- JOB
Review the material and extract every line in which the word "this" occurs.

--------------------------------------------------

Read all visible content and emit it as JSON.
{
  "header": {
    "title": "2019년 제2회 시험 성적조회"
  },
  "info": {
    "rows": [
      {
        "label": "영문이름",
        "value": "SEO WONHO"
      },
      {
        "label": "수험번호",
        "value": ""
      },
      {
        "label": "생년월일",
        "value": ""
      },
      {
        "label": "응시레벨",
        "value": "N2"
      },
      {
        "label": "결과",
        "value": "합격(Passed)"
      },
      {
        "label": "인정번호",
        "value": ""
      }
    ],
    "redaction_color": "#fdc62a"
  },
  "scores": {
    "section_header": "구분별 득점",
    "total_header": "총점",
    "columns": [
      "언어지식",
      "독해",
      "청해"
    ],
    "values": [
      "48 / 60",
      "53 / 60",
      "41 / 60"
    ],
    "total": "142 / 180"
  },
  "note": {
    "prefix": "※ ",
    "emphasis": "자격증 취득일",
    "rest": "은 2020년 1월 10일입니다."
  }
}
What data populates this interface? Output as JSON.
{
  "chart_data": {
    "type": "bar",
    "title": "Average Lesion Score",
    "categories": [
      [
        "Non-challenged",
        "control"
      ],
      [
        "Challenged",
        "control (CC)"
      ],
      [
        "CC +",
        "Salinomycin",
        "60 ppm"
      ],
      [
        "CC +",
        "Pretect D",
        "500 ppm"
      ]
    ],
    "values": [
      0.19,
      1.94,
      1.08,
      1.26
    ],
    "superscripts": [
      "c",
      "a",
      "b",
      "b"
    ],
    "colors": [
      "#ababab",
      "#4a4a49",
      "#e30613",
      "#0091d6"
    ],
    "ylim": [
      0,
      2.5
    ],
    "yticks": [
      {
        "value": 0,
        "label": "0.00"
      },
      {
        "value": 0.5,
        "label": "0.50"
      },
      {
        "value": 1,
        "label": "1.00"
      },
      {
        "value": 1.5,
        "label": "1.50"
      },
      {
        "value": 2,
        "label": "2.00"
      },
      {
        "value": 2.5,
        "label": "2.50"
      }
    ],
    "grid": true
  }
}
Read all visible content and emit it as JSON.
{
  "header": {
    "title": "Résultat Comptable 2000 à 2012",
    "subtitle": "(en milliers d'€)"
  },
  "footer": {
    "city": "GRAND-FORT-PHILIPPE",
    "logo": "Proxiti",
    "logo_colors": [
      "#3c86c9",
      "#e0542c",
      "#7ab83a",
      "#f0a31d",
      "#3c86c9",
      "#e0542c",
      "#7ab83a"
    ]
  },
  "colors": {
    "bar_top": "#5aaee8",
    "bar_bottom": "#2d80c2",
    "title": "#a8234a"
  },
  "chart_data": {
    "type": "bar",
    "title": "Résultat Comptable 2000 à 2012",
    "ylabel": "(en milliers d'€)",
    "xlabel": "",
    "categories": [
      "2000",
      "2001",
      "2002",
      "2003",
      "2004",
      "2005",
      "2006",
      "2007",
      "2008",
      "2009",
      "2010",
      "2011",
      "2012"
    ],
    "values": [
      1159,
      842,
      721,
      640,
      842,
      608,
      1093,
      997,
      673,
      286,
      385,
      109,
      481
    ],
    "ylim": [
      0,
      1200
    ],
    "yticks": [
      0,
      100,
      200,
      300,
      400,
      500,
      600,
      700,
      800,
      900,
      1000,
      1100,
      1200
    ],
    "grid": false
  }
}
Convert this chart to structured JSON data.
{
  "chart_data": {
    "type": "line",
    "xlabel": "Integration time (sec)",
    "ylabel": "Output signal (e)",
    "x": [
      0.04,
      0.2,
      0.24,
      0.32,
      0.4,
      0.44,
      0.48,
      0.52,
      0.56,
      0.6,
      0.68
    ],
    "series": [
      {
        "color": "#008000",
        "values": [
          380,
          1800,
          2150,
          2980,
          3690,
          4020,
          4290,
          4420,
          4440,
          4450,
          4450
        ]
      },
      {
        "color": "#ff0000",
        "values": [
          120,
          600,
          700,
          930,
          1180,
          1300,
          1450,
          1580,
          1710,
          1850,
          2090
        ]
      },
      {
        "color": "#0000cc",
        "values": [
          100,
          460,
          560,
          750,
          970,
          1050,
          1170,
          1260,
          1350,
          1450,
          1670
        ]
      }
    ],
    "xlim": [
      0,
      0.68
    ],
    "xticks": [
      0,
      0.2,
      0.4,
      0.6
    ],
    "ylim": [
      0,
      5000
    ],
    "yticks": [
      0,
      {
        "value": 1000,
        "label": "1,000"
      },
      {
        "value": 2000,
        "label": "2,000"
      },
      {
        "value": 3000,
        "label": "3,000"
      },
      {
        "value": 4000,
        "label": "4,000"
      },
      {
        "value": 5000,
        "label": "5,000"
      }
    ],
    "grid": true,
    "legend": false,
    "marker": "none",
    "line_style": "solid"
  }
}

--------------------------------------------------

- FULL ANSWER
What data populates this interface? Output as JSON.
Convert this chart to structured JSON data.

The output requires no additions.